- What is needed
Give back every record below word for word, with the pictures omitted.

- Dataset entries
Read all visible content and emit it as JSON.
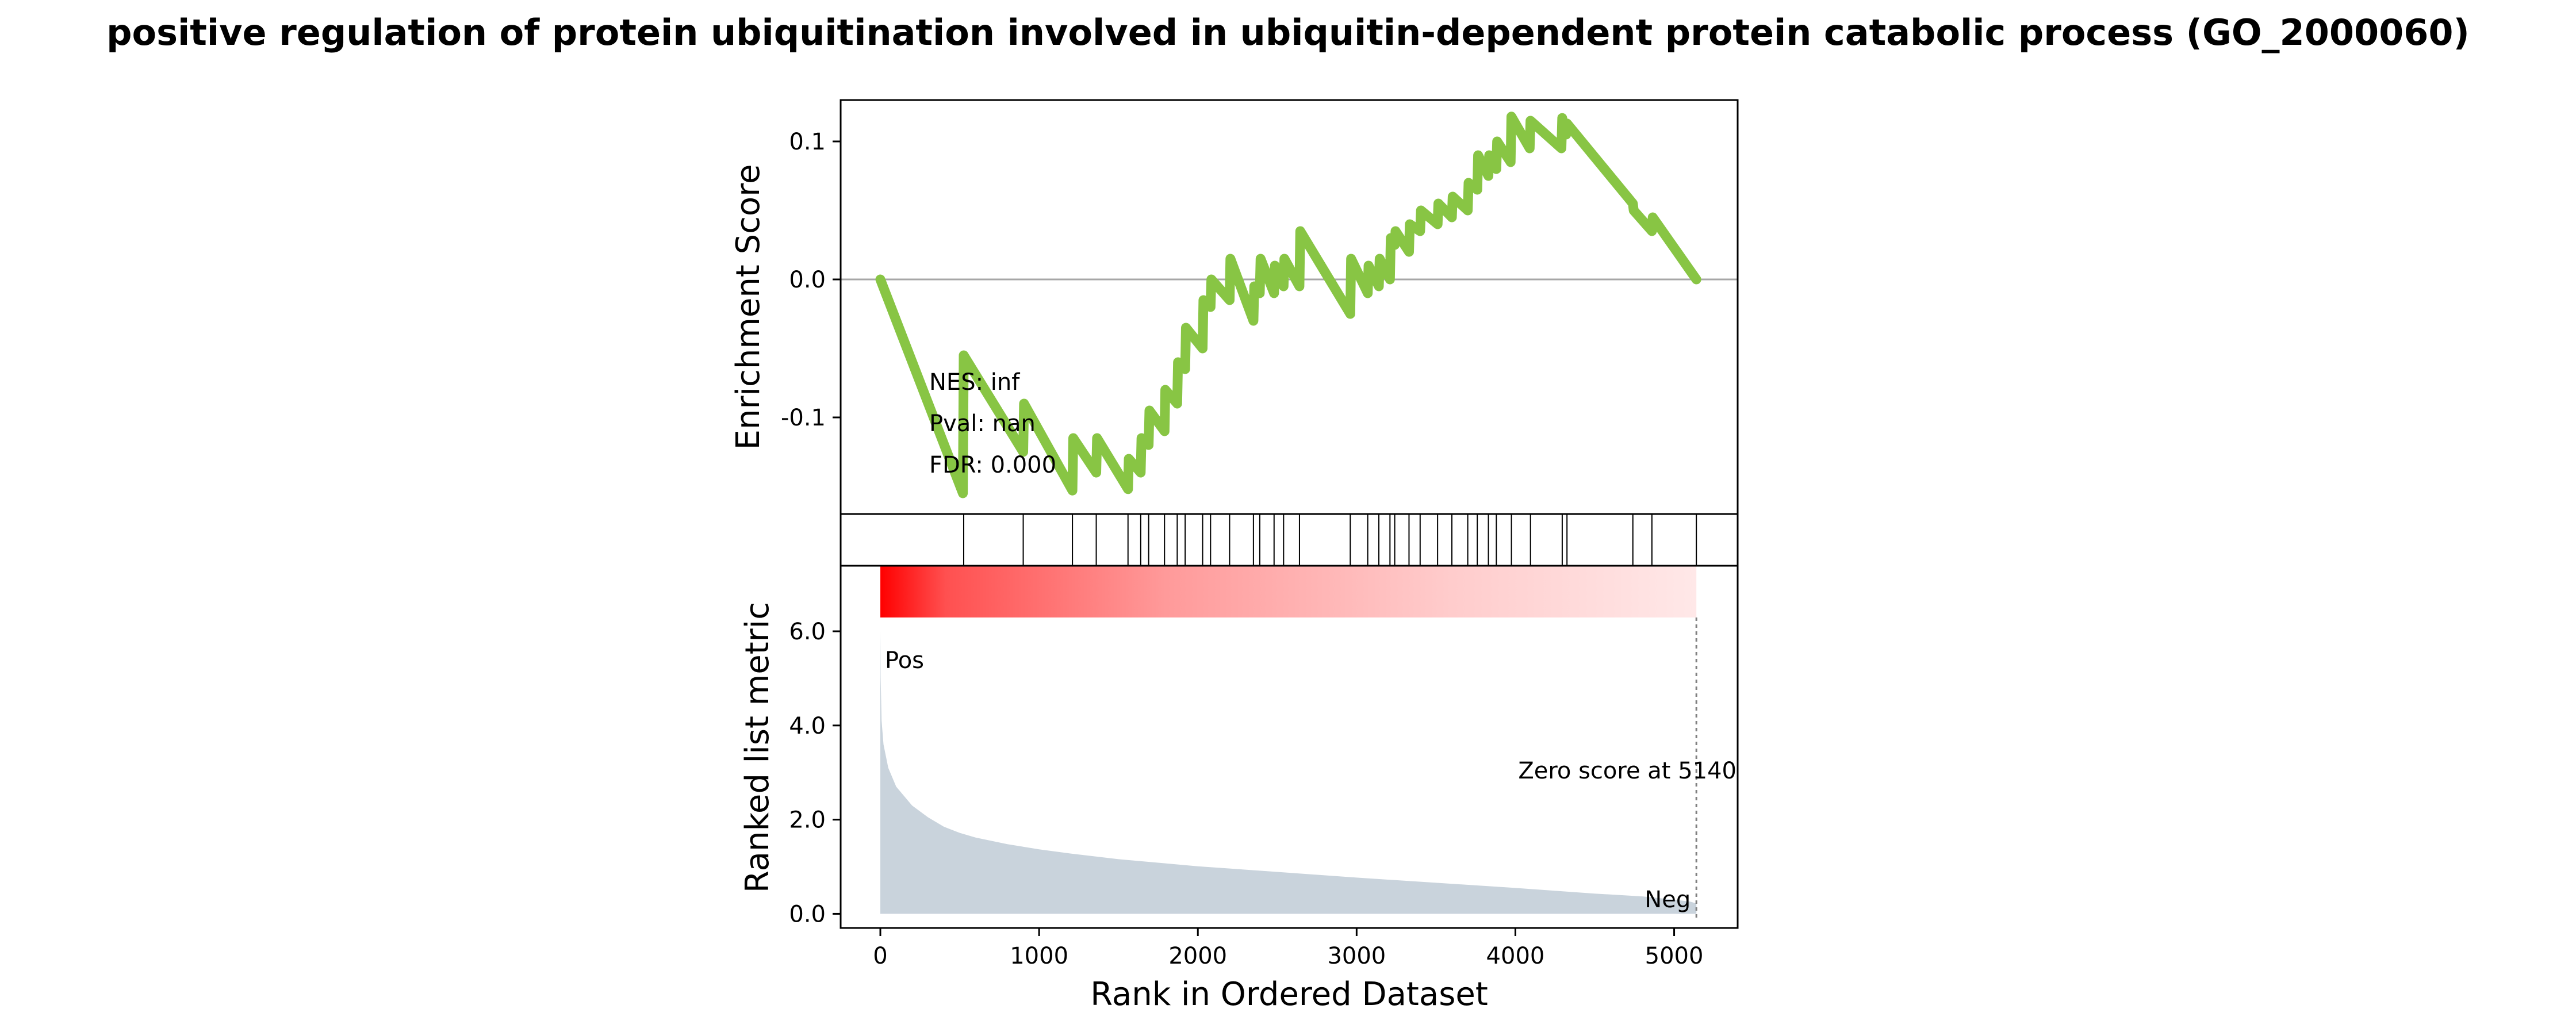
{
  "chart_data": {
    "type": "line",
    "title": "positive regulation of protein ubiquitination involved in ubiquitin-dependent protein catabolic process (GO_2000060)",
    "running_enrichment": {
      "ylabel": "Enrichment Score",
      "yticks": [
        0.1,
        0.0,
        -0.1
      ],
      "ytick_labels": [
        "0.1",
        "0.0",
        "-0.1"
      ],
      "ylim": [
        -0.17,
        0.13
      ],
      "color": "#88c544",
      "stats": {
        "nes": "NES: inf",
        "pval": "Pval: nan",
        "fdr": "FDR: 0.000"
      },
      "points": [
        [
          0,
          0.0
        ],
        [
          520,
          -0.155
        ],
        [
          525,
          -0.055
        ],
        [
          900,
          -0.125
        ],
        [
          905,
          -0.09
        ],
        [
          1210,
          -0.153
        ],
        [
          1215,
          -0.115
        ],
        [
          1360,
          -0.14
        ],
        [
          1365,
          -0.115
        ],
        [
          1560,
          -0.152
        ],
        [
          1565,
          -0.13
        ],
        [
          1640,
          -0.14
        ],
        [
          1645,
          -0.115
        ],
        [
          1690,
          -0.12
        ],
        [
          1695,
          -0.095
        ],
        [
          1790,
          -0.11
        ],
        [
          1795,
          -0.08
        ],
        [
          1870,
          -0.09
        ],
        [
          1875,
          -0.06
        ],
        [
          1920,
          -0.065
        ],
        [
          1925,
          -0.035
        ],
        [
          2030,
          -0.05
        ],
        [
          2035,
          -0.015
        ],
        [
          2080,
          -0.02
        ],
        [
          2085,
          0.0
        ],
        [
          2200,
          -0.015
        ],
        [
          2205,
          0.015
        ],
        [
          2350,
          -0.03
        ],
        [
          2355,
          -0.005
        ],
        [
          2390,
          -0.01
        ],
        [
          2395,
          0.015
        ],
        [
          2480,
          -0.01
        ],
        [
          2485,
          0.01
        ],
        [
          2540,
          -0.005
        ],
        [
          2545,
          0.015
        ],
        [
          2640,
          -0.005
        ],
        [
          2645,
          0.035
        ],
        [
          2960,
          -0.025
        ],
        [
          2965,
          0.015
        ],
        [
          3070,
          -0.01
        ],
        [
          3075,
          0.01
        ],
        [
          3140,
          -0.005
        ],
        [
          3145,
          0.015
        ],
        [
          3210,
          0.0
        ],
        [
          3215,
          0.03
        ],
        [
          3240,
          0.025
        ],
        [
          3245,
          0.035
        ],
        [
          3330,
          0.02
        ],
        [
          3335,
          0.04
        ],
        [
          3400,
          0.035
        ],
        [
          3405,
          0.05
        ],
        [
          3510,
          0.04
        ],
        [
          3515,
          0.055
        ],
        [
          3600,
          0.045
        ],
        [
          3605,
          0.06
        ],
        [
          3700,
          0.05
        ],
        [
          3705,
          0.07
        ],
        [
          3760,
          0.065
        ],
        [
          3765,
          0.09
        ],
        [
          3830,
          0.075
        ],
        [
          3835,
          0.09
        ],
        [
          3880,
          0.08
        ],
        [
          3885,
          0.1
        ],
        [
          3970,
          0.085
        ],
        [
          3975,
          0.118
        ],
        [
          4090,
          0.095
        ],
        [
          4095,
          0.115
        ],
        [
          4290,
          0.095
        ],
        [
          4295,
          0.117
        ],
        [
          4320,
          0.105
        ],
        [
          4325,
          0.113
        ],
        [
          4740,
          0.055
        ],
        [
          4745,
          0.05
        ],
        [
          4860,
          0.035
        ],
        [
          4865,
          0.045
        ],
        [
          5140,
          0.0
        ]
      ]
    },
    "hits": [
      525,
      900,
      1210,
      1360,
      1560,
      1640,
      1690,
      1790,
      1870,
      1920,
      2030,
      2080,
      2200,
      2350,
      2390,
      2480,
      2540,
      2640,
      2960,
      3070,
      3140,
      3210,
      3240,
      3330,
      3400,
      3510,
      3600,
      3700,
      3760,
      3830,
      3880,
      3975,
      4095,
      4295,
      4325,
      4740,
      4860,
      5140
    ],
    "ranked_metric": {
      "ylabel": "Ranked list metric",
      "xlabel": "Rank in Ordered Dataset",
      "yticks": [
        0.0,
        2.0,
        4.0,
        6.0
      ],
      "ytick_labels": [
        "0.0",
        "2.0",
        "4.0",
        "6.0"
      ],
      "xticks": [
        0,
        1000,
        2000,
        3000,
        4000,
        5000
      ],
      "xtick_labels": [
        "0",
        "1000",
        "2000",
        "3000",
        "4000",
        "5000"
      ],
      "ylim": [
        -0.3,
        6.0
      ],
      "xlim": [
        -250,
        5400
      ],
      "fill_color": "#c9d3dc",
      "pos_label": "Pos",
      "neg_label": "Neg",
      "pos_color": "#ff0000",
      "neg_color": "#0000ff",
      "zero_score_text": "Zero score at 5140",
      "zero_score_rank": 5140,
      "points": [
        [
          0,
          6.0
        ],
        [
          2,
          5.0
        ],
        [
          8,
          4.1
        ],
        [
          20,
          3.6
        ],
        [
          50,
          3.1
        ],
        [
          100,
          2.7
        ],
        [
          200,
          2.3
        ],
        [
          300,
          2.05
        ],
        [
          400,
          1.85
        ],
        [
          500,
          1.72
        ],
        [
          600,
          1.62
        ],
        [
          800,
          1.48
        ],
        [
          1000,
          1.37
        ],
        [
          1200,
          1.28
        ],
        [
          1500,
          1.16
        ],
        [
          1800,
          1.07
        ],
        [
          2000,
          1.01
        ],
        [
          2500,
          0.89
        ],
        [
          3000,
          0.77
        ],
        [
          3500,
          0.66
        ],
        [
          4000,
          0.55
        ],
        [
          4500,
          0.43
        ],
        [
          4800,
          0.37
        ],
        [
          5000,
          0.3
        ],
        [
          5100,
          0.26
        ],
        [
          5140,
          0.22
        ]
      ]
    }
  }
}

- Finished exercise
Read all visible content and emit it as JSON.
{
  "chart_data": {
    "type": "line",
    "title": "positive regulation of protein ubiquitination involved in ubiquitin-dependent protein catabolic process (GO_2000060)",
    "running_enrichment": {
      "ylabel": "Enrichment Score",
      "yticks": [
        0.1,
        0.0,
        -0.1
      ],
      "ytick_labels": [
        "0.1",
        "0.0",
        "-0.1"
      ],
      "ylim": [
        -0.17,
        0.13
      ],
      "color": "#88c544",
      "stats": {
        "nes": "NES: inf",
        "pval": "Pval: nan",
        "fdr": "FDR: 0.000"
      },
      "points": [
        [
          0,
          0.0
        ],
        [
          520,
          -0.155
        ],
        [
          525,
          -0.055
        ],
        [
          900,
          -0.125
        ],
        [
          905,
          -0.09
        ],
        [
          1210,
          -0.153
        ],
        [
          1215,
          -0.115
        ],
        [
          1360,
          -0.14
        ],
        [
          1365,
          -0.115
        ],
        [
          1560,
          -0.152
        ],
        [
          1565,
          -0.13
        ],
        [
          1640,
          -0.14
        ],
        [
          1645,
          -0.115
        ],
        [
          1690,
          -0.12
        ],
        [
          1695,
          -0.095
        ],
        [
          1790,
          -0.11
        ],
        [
          1795,
          -0.08
        ],
        [
          1870,
          -0.09
        ],
        [
          1875,
          -0.06
        ],
        [
          1920,
          -0.065
        ],
        [
          1925,
          -0.035
        ],
        [
          2030,
          -0.05
        ],
        [
          2035,
          -0.015
        ],
        [
          2080,
          -0.02
        ],
        [
          2085,
          0.0
        ],
        [
          2200,
          -0.015
        ],
        [
          2205,
          0.015
        ],
        [
          2350,
          -0.03
        ],
        [
          2355,
          -0.005
        ],
        [
          2390,
          -0.01
        ],
        [
          2395,
          0.015
        ],
        [
          2480,
          -0.01
        ],
        [
          2485,
          0.01
        ],
        [
          2540,
          -0.005
        ],
        [
          2545,
          0.015
        ],
        [
          2640,
          -0.005
        ],
        [
          2645,
          0.035
        ],
        [
          2960,
          -0.025
        ],
        [
          2965,
          0.015
        ],
        [
          3070,
          -0.01
        ],
        [
          3075,
          0.01
        ],
        [
          3140,
          -0.005
        ],
        [
          3145,
          0.015
        ],
        [
          3210,
          0.0
        ],
        [
          3215,
          0.03
        ],
        [
          3240,
          0.025
        ],
        [
          3245,
          0.035
        ],
        [
          3330,
          0.02
        ],
        [
          3335,
          0.04
        ],
        [
          3400,
          0.035
        ],
        [
          3405,
          0.05
        ],
        [
          3510,
          0.04
        ],
        [
          3515,
          0.055
        ],
        [
          3600,
          0.045
        ],
        [
          3605,
          0.06
        ],
        [
          3700,
          0.05
        ],
        [
          3705,
          0.07
        ],
        [
          3760,
          0.065
        ],
        [
          3765,
          0.09
        ],
        [
          3830,
          0.075
        ],
        [
          3835,
          0.09
        ],
        [
          3880,
          0.08
        ],
        [
          3885,
          0.1
        ],
        [
          3970,
          0.085
        ],
        [
          3975,
          0.118
        ],
        [
          4090,
          0.095
        ],
        [
          4095,
          0.115
        ],
        [
          4290,
          0.095
        ],
        [
          4295,
          0.117
        ],
        [
          4320,
          0.105
        ],
        [
          4325,
          0.113
        ],
        [
          4740,
          0.055
        ],
        [
          4745,
          0.05
        ],
        [
          4860,
          0.035
        ],
        [
          4865,
          0.045
        ],
        [
          5140,
          0.0
        ]
      ]
    },
    "hits": [
      525,
      900,
      1210,
      1360,
      1560,
      1640,
      1690,
      1790,
      1870,
      1920,
      2030,
      2080,
      2200,
      2350,
      2390,
      2480,
      2540,
      2640,
      2960,
      3070,
      3140,
      3210,
      3240,
      3330,
      3400,
      3510,
      3600,
      3700,
      3760,
      3830,
      3880,
      3975,
      4095,
      4295,
      4325,
      4740,
      4860,
      5140
    ],
    "ranked_metric": {
      "ylabel": "Ranked list metric",
      "xlabel": "Rank in Ordered Dataset",
      "yticks": [
        0.0,
        2.0,
        4.0,
        6.0
      ],
      "ytick_labels": [
        "0.0",
        "2.0",
        "4.0",
        "6.0"
      ],
      "xticks": [
        0,
        1000,
        2000,
        3000,
        4000,
        5000
      ],
      "xtick_labels": [
        "0",
        "1000",
        "2000",
        "3000",
        "4000",
        "5000"
      ],
      "ylim": [
        -0.3,
        6.0
      ],
      "xlim": [
        -250,
        5400
      ],
      "fill_color": "#c9d3dc",
      "pos_label": "Pos",
      "neg_label": "Neg",
      "pos_color": "#ff0000",
      "neg_color": "#0000ff",
      "zero_score_text": "Zero score at 5140",
      "zero_score_rank": 5140,
      "points": [
        [
          0,
          6.0
        ],
        [
          2,
          5.0
        ],
        [
          8,
          4.1
        ],
        [
          20,
          3.6
        ],
        [
          50,
          3.1
        ],
        [
          100,
          2.7
        ],
        [
          200,
          2.3
        ],
        [
          300,
          2.05
        ],
        [
          400,
          1.85
        ],
        [
          500,
          1.72
        ],
        [
          600,
          1.62
        ],
        [
          800,
          1.48
        ],
        [
          1000,
          1.37
        ],
        [
          1200,
          1.28
        ],
        [
          1500,
          1.16
        ],
        [
          1800,
          1.07
        ],
        [
          2000,
          1.01
        ],
        [
          2500,
          0.89
        ],
        [
          3000,
          0.77
        ],
        [
          3500,
          0.66
        ],
        [
          4000,
          0.55
        ],
        [
          4500,
          0.43
        ],
        [
          4800,
          0.37
        ],
        [
          5000,
          0.3
        ],
        [
          5100,
          0.26
        ],
        [
          5140,
          0.22
        ]
      ]
    }
  }
}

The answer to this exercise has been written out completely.